# TASK DETAILS
Each entry below is to be extracted exactly.
****
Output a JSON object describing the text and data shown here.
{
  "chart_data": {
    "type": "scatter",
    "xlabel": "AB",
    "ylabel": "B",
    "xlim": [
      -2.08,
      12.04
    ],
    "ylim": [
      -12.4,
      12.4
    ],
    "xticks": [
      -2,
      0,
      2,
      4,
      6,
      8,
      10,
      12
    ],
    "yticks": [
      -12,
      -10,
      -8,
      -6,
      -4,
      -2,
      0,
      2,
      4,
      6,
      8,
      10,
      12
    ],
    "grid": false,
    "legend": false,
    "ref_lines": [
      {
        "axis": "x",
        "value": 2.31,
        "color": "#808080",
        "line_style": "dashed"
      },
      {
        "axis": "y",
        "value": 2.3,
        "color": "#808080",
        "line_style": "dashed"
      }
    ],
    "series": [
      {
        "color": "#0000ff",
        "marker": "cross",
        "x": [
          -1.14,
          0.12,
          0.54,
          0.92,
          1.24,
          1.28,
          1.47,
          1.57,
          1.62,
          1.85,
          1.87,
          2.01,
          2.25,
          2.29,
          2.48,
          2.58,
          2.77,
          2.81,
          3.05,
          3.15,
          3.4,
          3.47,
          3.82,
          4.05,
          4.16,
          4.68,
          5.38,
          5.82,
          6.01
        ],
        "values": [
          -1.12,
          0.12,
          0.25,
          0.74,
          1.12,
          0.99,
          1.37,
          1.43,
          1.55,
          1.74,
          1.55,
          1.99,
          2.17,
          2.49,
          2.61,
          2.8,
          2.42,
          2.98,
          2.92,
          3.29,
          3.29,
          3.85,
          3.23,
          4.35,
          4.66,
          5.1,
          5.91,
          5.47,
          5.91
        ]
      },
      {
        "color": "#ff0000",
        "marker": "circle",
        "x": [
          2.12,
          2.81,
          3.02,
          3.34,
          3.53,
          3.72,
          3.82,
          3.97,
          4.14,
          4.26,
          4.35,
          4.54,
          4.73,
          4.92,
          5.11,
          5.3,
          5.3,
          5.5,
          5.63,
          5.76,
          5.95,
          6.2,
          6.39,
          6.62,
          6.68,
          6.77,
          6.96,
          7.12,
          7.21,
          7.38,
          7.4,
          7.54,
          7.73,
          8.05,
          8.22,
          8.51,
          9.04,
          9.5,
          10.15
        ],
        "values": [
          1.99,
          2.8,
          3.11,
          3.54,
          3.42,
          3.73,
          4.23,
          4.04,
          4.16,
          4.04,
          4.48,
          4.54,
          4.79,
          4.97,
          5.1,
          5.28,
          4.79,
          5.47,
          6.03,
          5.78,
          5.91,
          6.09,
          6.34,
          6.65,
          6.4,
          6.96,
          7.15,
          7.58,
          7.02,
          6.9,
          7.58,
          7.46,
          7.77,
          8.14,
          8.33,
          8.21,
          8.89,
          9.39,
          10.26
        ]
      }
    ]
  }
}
****
# RESULT OF THE EXERCISE
Output a JSON object describing the text and data shown here.
{
  "chart_data": {
    "type": "scatter",
    "xlabel": "AB",
    "ylabel": "B",
    "xlim": [
      -2.08,
      12.04
    ],
    "ylim": [
      -12.4,
      12.4
    ],
    "xticks": [
      -2,
      0,
      2,
      4,
      6,
      8,
      10,
      12
    ],
    "yticks": [
      -12,
      -10,
      -8,
      -6,
      -4,
      -2,
      0,
      2,
      4,
      6,
      8,
      10,
      12
    ],
    "grid": false,
    "legend": false,
    "ref_lines": [
      {
        "axis": "x",
        "value": 2.31,
        "color": "#808080",
        "line_style": "dashed"
      },
      {
        "axis": "y",
        "value": 2.3,
        "color": "#808080",
        "line_style": "dashed"
      }
    ],
    "series": [
      {
        "color": "#0000ff",
        "marker": "cross",
        "x": [
          -1.14,
          0.12,
          0.54,
          0.92,
          1.24,
          1.28,
          1.47,
          1.57,
          1.62,
          1.85,
          1.87,
          2.01,
          2.25,
          2.29,
          2.48,
          2.58,
          2.77,
          2.81,
          3.05,
          3.15,
          3.4,
          3.47,
          3.82,
          4.05,
          4.16,
          4.68,
          5.38,
          5.82,
          6.01
        ],
        "values": [
          -1.12,
          0.12,
          0.25,
          0.74,
          1.12,
          0.99,
          1.37,
          1.43,
          1.55,
          1.74,
          1.55,
          1.99,
          2.17,
          2.49,
          2.61,
          2.8,
          2.42,
          2.98,
          2.92,
          3.29,
          3.29,
          3.85,
          3.23,
          4.35,
          4.66,
          5.1,
          5.91,
          5.47,
          5.91
        ]
      },
      {
        "color": "#ff0000",
        "marker": "circle",
        "x": [
          2.12,
          2.81,
          3.02,
          3.34,
          3.53,
          3.72,
          3.82,
          3.97,
          4.14,
          4.26,
          4.35,
          4.54,
          4.73,
          4.92,
          5.11,
          5.3,
          5.3,
          5.5,
          5.63,
          5.76,
          5.95,
          6.2,
          6.39,
          6.62,
          6.68,
          6.77,
          6.96,
          7.12,
          7.21,
          7.38,
          7.4,
          7.54,
          7.73,
          8.05,
          8.22,
          8.51,
          9.04,
          9.5,
          10.15
        ],
        "values": [
          1.99,
          2.8,
          3.11,
          3.54,
          3.42,
          3.73,
          4.23,
          4.04,
          4.16,
          4.04,
          4.48,
          4.54,
          4.79,
          4.97,
          5.1,
          5.28,
          4.79,
          5.47,
          6.03,
          5.78,
          5.91,
          6.09,
          6.34,
          6.65,
          6.4,
          6.96,
          7.15,
          7.58,
          7.02,
          6.9,
          7.58,
          7.46,
          7.77,
          8.14,
          8.33,
          8.21,
          8.89,
          9.39,
          10.26
        ]
      }
    ]
  }
}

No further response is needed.